§ **Tarea 1**:
Responde, según el texto sobre cómo armar un portafolio:
(a) ¿Qué problema puede tener el diseñador cuando un cliente se interesa por él?
(b) ¿Qué se da a conocer con el portafolio?
(c) ¿Cuántos diseños se incluyen de media?
§ **Tarea 2**:
En el texto sobre cómo armar un portafolio, convierte en una lista breve el párrafo que empieza por "El portafolio es un documento" sin perder sus datos principales.
§ **Tarea 3**:
Retoma el texto sobre cómo armar un portafolio y continúalo a partir de la pregunta "Ahora bien, ¿cómo hacerlo?".

§ **Texto dado**:
·····

Cómo armar un portafolio de tu trabajo

Como diseñador creativo que eres, seguro que tienes montones de proyectos hechos, o por hacer (no decimos ya cobrados o no). Y todo es un caos. De tal forma que cuando un cliente se interesa por ti, puedes tener problemas para enseñarle ejemplos. Incluso que ocurra que nada más terminar la reunión o mandar el email, te acuerdes de ese diseño especial que te quedó genial. Y no es cuestión de mandar otro correo para que vea que eres despistado. 

¿Qué hacer a cambio? Tener preparado un portafolio. 

El portafolio es un documento que se utiliza para dar a conocer quién eres, qué has hecho y qué puedes hacer por el cliente. Dentro se incluyen los mejores diseños que hayas realizado, una media de entre 7 y 10, a poder ser diferentes entre sí, para demostrar que eres versátil y que no haces siempre lo mismo. 

Ahora bien, ¿cómo hacerlo?

·····

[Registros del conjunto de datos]
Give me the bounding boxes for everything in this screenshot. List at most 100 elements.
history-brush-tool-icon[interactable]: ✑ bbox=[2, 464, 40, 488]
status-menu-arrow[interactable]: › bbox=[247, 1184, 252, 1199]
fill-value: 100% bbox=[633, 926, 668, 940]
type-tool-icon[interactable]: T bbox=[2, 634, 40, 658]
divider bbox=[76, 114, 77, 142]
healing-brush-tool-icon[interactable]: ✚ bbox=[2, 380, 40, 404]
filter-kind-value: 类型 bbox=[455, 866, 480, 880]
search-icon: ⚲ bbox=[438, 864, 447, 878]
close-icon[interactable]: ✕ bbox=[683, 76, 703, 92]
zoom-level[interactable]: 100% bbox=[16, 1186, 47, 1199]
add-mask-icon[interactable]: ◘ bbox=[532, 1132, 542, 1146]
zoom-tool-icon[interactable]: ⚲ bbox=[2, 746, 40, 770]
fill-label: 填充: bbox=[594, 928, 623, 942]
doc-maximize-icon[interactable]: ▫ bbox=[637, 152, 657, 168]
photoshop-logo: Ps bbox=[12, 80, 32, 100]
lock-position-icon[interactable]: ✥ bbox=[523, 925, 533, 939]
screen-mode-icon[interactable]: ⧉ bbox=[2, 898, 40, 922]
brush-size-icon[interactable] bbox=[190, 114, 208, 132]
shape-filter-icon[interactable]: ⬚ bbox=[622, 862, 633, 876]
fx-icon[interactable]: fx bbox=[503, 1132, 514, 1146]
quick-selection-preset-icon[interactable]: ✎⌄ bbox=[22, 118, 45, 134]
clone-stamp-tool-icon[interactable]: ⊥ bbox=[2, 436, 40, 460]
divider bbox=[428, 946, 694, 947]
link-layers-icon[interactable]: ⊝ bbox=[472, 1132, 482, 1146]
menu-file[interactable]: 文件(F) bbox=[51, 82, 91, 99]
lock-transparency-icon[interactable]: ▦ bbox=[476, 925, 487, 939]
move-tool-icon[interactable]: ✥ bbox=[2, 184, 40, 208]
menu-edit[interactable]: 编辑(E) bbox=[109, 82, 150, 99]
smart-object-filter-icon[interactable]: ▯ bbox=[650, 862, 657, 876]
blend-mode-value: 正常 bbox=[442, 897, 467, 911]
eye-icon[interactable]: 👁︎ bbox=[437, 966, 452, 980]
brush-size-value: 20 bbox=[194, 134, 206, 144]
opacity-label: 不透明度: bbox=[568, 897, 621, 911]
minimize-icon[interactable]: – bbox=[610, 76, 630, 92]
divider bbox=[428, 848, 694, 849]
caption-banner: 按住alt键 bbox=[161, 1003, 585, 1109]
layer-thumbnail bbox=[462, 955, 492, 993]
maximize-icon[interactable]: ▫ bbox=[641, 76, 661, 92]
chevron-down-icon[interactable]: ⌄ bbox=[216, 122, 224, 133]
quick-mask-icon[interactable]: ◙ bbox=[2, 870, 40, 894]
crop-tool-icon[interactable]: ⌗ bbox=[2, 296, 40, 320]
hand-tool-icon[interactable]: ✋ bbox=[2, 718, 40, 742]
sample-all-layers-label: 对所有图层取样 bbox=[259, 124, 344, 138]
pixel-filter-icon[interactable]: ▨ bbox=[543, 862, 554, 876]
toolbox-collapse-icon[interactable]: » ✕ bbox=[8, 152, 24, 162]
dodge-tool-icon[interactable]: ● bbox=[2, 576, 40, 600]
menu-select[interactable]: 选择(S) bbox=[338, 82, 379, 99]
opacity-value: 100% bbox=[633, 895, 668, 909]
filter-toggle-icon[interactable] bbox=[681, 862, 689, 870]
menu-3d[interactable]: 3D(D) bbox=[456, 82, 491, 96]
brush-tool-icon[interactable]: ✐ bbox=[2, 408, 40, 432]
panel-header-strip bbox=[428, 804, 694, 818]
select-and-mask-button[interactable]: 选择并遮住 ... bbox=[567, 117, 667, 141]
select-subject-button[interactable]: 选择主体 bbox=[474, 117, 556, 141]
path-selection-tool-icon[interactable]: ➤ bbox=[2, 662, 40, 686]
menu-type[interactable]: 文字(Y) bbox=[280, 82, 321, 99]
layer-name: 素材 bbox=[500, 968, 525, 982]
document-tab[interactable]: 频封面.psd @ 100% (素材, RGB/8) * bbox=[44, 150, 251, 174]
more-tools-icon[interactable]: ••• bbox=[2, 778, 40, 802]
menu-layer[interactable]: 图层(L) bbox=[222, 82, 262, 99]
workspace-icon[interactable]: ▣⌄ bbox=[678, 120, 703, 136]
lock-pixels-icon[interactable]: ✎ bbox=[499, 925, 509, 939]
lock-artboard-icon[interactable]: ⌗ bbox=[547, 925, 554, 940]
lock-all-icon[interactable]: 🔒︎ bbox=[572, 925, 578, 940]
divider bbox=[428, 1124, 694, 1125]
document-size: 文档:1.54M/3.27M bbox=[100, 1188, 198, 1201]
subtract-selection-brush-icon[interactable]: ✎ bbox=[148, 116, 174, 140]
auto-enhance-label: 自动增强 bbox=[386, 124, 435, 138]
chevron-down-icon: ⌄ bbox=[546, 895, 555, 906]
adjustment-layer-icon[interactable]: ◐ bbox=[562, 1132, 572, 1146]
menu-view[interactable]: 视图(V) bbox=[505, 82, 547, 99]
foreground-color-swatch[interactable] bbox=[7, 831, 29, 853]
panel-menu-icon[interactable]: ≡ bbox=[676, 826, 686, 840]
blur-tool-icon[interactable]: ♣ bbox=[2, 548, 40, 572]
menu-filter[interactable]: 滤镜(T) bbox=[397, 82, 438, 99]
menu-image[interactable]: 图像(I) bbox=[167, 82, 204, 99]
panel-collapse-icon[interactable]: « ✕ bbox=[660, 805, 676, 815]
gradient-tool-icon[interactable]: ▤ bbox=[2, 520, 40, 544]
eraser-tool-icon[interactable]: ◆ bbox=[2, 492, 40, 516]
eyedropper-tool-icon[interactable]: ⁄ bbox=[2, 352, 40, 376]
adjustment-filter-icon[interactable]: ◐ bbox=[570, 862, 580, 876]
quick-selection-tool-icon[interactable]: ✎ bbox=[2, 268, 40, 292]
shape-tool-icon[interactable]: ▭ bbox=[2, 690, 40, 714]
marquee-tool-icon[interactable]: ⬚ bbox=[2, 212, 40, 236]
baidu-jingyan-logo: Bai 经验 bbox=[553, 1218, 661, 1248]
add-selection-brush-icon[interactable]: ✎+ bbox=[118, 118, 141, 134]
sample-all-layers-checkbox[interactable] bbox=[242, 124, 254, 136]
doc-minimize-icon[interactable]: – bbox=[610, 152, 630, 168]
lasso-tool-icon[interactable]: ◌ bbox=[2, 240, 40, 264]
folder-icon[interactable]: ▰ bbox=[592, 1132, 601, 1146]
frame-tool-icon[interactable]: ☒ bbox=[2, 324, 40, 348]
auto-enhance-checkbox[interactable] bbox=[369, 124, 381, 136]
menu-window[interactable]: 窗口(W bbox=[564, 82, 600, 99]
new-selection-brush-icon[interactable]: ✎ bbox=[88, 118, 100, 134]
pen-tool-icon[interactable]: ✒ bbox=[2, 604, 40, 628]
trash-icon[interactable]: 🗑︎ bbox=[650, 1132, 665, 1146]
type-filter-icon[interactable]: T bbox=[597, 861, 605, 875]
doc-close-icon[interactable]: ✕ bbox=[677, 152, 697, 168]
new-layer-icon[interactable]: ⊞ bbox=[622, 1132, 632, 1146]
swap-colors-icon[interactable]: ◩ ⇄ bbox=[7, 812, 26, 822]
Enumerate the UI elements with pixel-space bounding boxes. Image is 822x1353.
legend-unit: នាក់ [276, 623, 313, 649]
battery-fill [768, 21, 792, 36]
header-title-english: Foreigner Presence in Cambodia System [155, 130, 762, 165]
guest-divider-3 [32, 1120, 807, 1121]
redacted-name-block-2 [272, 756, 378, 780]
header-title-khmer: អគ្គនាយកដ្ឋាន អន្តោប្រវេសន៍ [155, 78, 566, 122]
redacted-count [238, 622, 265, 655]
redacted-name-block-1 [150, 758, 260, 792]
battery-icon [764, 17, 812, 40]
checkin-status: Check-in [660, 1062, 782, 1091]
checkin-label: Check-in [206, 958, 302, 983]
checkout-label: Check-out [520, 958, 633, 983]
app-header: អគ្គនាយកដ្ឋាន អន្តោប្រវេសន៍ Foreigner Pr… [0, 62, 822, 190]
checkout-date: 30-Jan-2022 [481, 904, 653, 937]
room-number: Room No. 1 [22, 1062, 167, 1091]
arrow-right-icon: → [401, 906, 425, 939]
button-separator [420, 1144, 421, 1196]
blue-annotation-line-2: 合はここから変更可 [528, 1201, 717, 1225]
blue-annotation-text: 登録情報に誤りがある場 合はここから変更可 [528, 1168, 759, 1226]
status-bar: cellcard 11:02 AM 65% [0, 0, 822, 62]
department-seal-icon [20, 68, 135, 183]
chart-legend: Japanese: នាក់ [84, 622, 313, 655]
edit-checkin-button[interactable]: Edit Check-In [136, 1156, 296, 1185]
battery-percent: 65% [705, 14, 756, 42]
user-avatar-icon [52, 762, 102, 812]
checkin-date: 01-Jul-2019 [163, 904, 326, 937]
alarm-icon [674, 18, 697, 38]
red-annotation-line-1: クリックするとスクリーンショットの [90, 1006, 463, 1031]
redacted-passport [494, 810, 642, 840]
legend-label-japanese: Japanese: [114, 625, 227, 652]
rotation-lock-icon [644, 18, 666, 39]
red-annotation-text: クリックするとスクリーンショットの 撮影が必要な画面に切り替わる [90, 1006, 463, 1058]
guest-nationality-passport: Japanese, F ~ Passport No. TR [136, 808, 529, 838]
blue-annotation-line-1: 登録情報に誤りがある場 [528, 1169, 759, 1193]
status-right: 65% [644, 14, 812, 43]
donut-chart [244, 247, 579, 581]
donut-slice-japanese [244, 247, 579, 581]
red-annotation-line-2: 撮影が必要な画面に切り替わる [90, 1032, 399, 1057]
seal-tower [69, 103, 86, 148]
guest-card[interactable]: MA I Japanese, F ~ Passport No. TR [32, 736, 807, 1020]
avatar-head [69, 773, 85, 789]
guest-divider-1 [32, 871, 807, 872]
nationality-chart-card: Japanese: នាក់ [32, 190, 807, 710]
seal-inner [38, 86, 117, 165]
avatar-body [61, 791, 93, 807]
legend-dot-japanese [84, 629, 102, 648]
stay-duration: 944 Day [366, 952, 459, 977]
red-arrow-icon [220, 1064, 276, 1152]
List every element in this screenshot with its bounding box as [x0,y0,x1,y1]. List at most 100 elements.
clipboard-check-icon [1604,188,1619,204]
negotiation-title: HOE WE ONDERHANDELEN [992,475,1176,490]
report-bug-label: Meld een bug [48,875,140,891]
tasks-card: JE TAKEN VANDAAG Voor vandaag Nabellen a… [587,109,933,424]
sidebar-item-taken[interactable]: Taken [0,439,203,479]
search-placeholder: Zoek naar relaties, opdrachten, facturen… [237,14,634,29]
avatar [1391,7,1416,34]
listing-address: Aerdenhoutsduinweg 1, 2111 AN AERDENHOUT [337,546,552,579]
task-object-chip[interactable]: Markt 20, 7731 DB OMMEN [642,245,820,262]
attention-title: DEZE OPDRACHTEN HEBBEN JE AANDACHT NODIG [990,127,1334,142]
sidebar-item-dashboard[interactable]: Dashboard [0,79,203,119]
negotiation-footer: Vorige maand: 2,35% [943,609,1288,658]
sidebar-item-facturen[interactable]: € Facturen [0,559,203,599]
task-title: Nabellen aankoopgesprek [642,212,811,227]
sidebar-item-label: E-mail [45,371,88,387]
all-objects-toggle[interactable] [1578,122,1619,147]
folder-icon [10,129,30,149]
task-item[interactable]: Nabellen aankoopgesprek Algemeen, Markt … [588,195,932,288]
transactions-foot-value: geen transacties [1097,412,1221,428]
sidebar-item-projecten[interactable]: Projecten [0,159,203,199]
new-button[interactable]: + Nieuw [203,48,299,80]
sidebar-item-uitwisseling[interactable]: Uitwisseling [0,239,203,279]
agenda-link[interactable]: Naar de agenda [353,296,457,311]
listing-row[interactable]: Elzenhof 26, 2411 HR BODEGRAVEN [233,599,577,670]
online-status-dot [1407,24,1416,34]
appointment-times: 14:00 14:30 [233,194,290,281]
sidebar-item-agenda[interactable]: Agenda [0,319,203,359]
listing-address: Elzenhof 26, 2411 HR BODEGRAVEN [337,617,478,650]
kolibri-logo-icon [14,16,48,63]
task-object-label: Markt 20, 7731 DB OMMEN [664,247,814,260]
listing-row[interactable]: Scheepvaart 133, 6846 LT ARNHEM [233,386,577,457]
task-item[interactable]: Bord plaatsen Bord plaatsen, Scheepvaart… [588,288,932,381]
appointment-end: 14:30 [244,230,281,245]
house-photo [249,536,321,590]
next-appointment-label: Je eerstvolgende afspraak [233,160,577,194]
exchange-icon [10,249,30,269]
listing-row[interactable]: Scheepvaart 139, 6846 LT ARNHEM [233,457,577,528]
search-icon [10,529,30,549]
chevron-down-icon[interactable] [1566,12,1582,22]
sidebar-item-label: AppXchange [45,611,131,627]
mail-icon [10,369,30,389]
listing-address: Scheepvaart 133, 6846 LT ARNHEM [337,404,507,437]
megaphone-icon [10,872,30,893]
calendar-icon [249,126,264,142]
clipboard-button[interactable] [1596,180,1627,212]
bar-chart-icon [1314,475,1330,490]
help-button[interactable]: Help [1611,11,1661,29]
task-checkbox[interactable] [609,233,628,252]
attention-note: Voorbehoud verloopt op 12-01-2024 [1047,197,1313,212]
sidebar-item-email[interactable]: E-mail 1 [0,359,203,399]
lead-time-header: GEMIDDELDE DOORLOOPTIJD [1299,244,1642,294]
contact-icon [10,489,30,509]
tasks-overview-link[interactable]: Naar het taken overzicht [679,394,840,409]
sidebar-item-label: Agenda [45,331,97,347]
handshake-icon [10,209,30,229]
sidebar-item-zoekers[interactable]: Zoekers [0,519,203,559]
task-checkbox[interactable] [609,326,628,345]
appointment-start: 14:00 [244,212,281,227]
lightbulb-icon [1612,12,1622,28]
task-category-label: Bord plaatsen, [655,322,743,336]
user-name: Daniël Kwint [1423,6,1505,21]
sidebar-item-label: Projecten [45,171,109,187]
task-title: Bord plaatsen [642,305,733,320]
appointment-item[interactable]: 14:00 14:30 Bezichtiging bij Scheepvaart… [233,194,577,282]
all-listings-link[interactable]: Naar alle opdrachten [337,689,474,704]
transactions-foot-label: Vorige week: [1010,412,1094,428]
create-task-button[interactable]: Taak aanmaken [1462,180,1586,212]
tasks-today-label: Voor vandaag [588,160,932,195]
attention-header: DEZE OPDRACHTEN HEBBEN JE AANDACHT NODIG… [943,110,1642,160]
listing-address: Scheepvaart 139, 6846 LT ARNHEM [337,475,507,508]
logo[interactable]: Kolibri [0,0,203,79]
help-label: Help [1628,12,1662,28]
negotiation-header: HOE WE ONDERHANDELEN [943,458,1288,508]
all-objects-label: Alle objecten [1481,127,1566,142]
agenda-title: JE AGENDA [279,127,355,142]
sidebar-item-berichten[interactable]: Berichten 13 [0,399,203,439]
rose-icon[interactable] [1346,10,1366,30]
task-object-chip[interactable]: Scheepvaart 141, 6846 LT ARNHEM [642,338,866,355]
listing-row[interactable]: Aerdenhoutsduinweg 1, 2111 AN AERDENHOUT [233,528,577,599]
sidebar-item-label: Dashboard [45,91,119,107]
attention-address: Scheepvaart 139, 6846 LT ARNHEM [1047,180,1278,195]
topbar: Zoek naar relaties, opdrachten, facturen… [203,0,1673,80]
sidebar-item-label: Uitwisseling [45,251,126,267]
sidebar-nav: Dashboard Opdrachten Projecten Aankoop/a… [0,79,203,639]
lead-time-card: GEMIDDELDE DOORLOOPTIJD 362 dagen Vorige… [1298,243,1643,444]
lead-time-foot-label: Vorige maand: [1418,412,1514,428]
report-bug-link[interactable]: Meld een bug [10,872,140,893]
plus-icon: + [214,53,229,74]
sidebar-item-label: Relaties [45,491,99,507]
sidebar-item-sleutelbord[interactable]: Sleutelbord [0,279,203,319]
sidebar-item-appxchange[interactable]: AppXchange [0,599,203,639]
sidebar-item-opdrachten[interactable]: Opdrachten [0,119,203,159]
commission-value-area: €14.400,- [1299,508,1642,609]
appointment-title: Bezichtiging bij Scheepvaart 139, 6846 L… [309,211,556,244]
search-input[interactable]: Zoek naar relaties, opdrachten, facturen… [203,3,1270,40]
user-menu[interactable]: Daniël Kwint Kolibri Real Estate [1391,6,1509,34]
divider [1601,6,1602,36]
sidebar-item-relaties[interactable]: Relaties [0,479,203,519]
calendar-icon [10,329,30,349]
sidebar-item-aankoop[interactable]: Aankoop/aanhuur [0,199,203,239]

·····

§ **Respuesta 1**:
(a) Puede tener problemas para enseñarle ejemplos.
(b) Quién eres, qué has hecho y qué puedes hacer por el cliente.
(c) Entre 7 y 10.

§ **Respuesta 2**:
- El portafolio es un documento para dar a conocer quién eres, qué has hecho y qué puedes hacer por el cliente.
- Incluye tus mejores diseños, una media de entre 7 y 10.
- Conviene que sean diferentes entre sí, para demostrar que eres versátil y que no haces siempre lo mismo.

§ **Respuesta 3**:
1. Busca los diseños que tienes y escoge los mejores. Es importante esto y que no te preocupe que sean 12, o 5. Tienes que escoger los que de verdad expresan lo que puedes hacer. 

2. Ordénalos por fechas, por complejidad, por mejora, etc. 

3. Ahora toca construir el portafolio. Primero, habla de ti y de lo que eres capaz. Y luego, pon los ejemplos, explicando un poco el proceso y las técnicas que se usaron. Finalmente, pon lo que puedes hacer por el cliente y tus tarifas. Así, cuando alguien se interese por tu trabajo, podrás mandarlo todo en un documento. ¡Y recuerda actualizarlo a menudo si tienes avances!